## TASK INSTRUCTIONS
The exercise asks you to copy every line below in which "months" appears.

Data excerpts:
--- Start ---

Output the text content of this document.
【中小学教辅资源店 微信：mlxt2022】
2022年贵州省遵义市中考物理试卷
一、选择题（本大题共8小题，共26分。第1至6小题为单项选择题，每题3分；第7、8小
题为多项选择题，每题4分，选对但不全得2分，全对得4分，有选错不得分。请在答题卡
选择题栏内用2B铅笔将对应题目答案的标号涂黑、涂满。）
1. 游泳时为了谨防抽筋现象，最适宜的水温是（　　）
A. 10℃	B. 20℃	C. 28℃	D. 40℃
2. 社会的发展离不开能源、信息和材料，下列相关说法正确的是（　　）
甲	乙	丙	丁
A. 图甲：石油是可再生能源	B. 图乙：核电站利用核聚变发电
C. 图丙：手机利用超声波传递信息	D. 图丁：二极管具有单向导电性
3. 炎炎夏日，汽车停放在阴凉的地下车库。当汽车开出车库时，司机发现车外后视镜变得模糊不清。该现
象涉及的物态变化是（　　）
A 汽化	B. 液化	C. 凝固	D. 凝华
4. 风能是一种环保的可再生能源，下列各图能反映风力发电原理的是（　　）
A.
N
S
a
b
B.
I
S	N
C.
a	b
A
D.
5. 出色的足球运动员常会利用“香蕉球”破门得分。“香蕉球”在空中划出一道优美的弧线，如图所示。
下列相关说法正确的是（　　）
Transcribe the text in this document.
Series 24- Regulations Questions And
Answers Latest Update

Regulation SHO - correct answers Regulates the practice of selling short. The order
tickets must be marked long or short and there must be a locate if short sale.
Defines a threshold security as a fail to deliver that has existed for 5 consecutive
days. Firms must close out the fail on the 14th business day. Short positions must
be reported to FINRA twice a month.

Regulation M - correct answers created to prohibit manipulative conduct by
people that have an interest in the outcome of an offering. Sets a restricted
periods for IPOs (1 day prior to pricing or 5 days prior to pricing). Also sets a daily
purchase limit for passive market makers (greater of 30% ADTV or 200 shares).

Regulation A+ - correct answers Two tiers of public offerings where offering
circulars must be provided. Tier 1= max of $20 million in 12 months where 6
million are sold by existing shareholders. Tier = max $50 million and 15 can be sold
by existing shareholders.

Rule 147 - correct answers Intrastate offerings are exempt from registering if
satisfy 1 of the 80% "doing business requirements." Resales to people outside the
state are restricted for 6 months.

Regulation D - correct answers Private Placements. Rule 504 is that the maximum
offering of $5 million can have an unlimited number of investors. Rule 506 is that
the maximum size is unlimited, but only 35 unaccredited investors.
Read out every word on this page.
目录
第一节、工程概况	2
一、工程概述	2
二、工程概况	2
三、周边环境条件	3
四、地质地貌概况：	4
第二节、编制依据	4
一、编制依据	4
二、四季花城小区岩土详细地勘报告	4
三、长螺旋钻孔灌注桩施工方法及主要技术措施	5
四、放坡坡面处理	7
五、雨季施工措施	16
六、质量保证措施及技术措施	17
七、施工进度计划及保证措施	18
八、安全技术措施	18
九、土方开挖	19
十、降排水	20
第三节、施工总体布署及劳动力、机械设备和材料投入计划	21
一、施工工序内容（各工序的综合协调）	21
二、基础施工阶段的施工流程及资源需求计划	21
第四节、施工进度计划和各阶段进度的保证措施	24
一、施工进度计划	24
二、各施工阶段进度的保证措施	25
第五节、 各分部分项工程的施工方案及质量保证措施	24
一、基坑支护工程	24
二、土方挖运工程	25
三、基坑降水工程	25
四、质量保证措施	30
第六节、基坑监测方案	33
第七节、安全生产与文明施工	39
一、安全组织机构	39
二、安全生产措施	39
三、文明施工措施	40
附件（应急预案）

--- End ---

## RESPONSE BELOW
circulars must be provided. Tier 1= max of $20 million in 12 months where 6
state are restricted for 6 months.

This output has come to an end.